* begin DATA LINES *
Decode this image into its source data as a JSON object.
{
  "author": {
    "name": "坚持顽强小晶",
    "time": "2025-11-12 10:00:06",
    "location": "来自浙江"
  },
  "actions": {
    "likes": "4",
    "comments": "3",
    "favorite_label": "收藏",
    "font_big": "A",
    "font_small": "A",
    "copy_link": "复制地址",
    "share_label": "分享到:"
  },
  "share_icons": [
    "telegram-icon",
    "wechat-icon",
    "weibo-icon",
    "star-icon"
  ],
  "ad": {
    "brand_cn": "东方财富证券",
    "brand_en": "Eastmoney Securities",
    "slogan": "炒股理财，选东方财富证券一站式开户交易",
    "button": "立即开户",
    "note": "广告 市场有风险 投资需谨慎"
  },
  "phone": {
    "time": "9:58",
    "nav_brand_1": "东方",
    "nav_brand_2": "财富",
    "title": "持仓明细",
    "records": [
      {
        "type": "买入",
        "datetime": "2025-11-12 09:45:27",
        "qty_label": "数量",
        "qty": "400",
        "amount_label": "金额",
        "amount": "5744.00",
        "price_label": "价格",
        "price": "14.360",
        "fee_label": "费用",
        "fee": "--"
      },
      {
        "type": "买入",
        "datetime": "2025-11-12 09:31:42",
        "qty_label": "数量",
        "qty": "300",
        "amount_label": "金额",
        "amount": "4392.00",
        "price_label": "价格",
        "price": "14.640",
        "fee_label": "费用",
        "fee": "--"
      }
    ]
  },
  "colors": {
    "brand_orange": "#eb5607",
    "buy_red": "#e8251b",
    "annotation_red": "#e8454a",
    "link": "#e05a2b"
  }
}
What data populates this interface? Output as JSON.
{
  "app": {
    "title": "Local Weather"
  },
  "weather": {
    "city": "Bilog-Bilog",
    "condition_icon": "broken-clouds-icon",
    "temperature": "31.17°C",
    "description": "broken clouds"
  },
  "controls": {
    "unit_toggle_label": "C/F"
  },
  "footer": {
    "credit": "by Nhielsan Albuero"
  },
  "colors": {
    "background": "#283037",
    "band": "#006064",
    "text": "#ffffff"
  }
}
* end DATA LINES *
▶ **TASK STATEMENT**:
Give back exactly the lines from the line containing "What data populates" to the end of the entries, and no other lines.

▶ **OUTPUT FOR THIS TASK**:
What data populates this interface? Output as JSON.
{
  "app": {
    "title": "Local Weather"
  },
  "weather": {
    "city": "Bilog-Bilog",
    "condition_icon": "broken-clouds-icon",
    "temperature": "31.17°C",
    "description": "broken clouds"
  },
  "controls": {
    "unit_toggle_label": "C/F"
  },
  "footer": {
    "credit": "by Nhielsan Albuero"
  },
  "colors": {
    "background": "#283037",
    "band": "#006064",
    "text": "#ffffff"
  }
}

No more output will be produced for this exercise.